THE EXERCISE:
All of the records below must be output exactly, with no pictures carried over.

GIVEN INFORMATION:
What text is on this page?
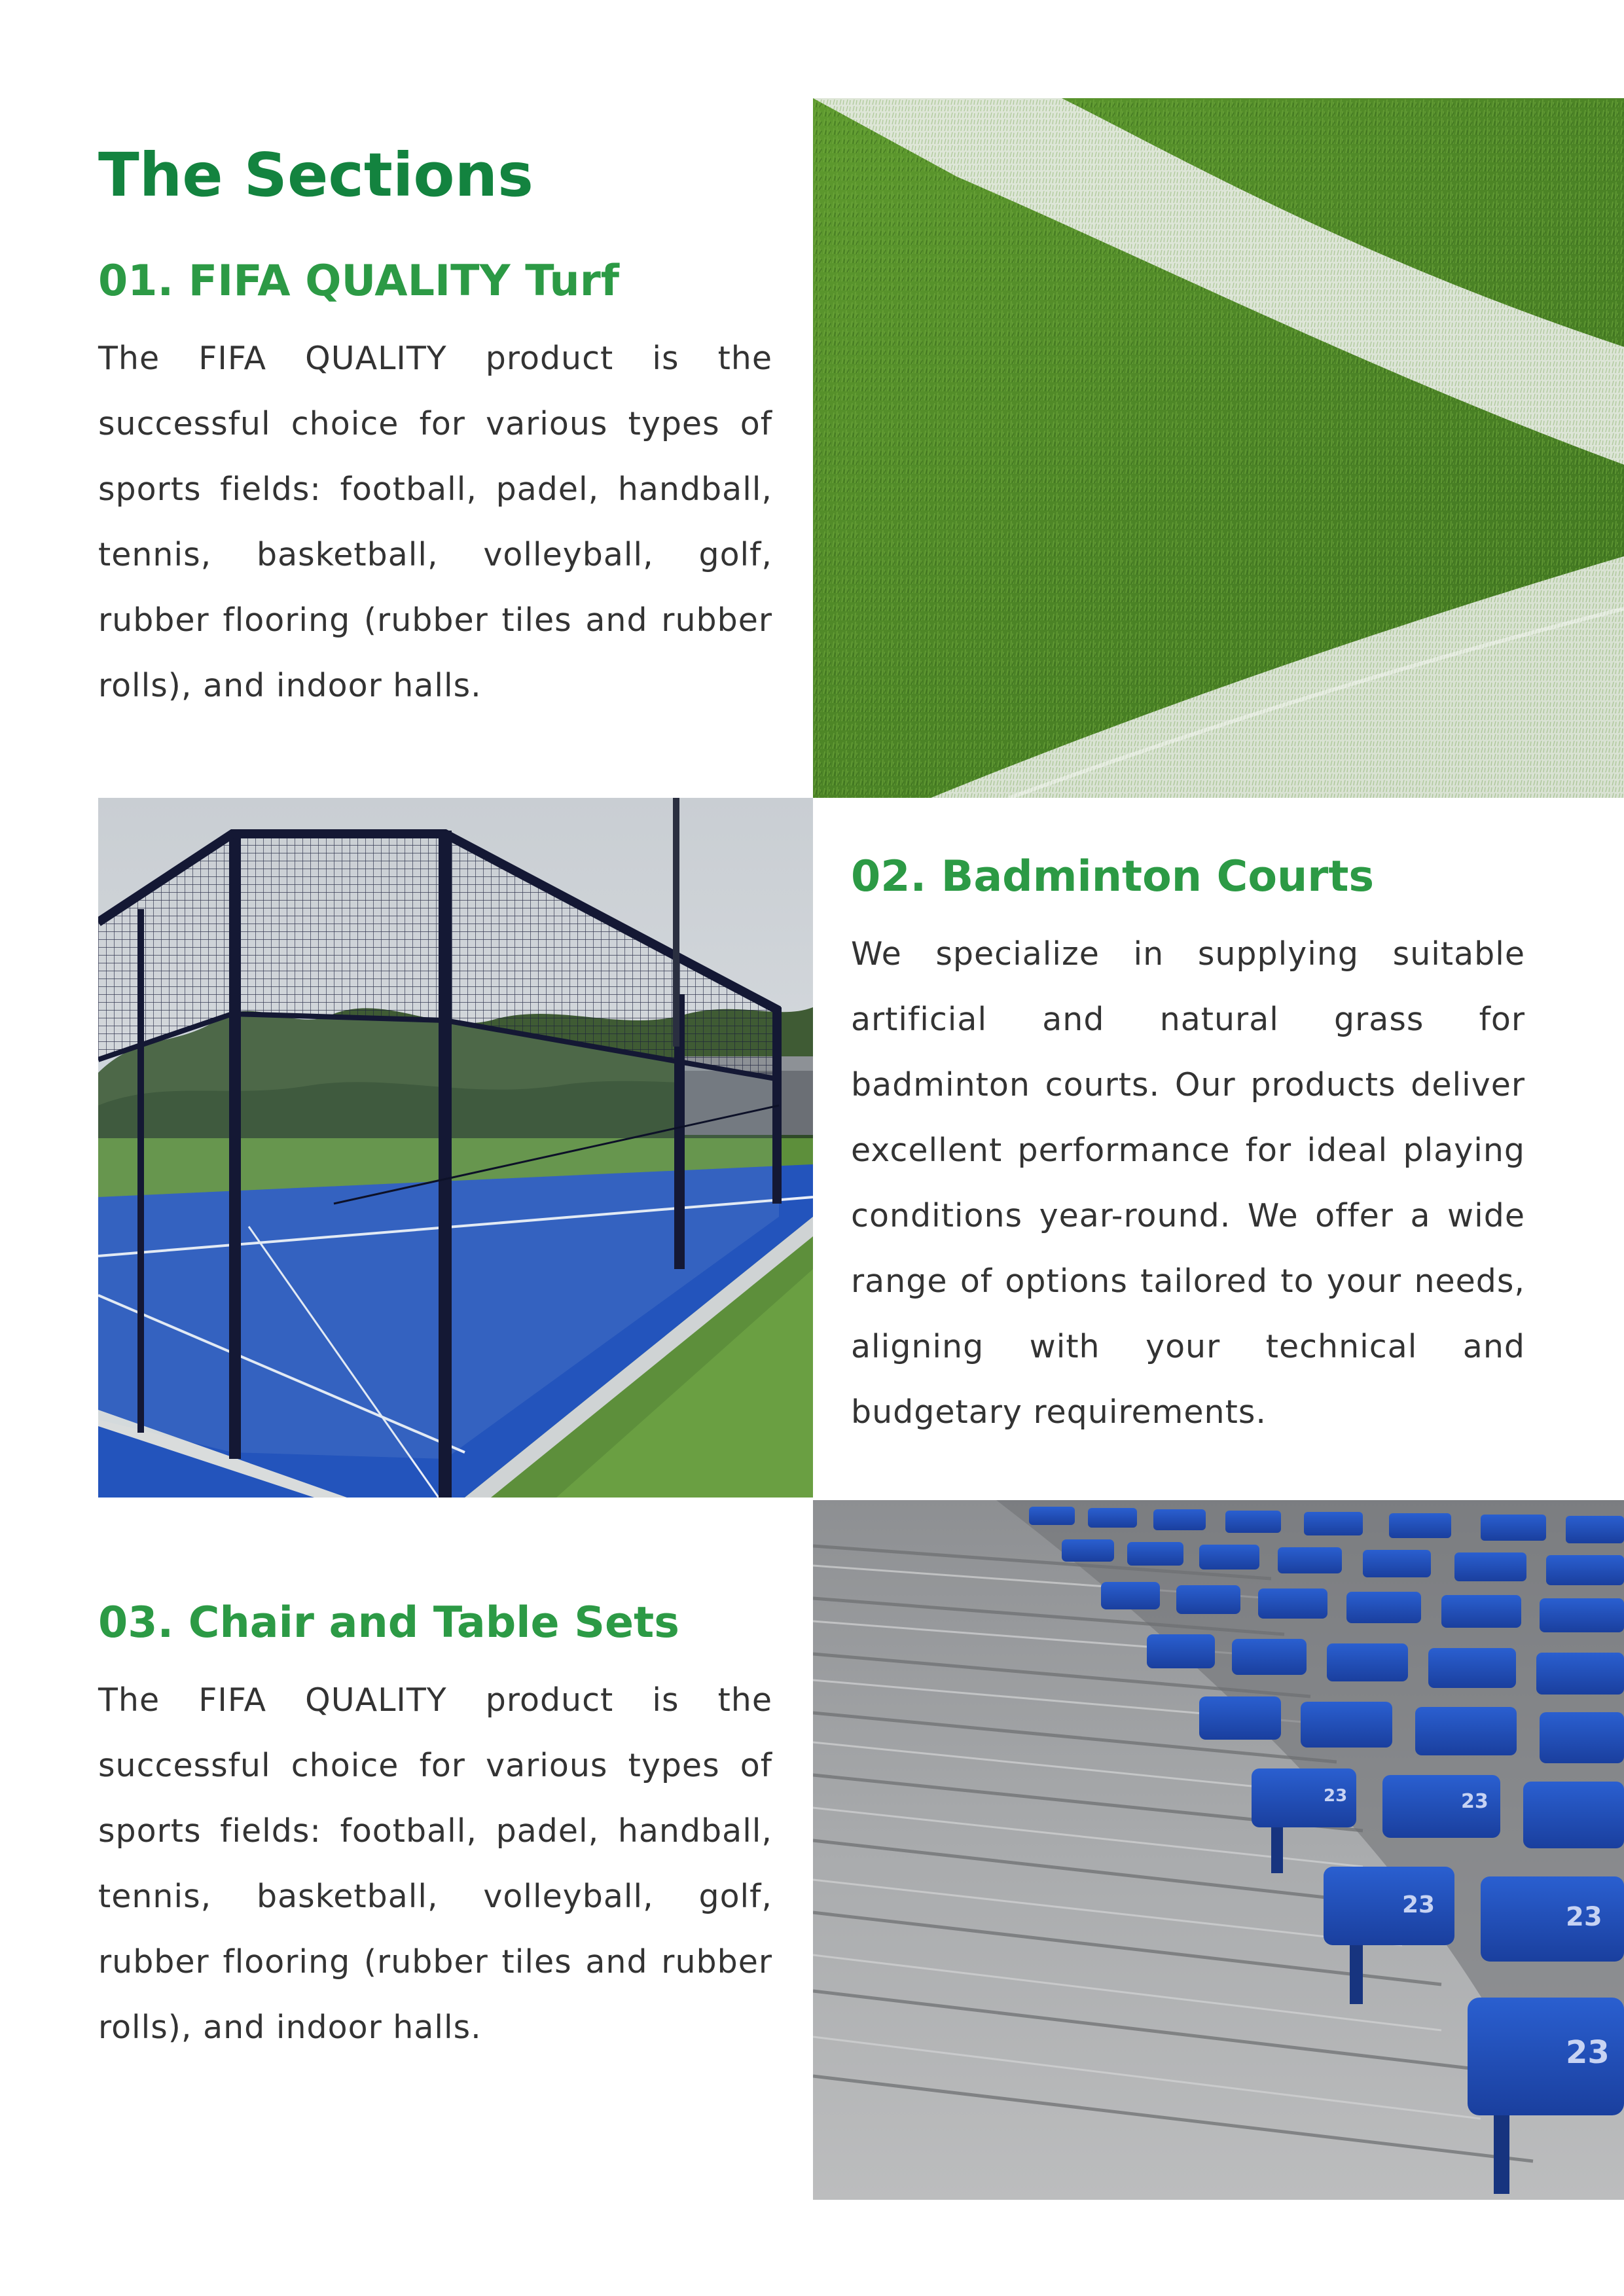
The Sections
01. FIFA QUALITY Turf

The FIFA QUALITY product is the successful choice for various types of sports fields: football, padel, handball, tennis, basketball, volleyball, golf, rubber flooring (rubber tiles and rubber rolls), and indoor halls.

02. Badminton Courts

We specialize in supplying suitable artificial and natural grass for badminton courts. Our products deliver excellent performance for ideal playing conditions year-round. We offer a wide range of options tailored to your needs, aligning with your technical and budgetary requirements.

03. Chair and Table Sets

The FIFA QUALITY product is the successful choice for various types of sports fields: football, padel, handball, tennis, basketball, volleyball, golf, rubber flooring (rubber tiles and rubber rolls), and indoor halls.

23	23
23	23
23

FINAL RESULT:
What text is on this page?
The Sections
01. FIFA QUALITY Turf

The FIFA QUALITY product is the successful choice for various types of sports fields: football, padel, handball, tennis, basketball, volleyball, golf, rubber flooring (rubber tiles and rubber rolls), and indoor halls.

02. Badminton Courts

We specialize in supplying suitable artificial and natural grass for badminton courts. Our products deliver excellent performance for ideal playing conditions year-round. We offer a wide range of options tailored to your needs, aligning with your technical and budgetary requirements.

03. Chair and Table Sets

The FIFA QUALITY product is the successful choice for various types of sports fields: football, padel, handball, tennis, basketball, volleyball, golf, rubber flooring (rubber tiles and rubber rolls), and indoor halls.

23	23
23	23
23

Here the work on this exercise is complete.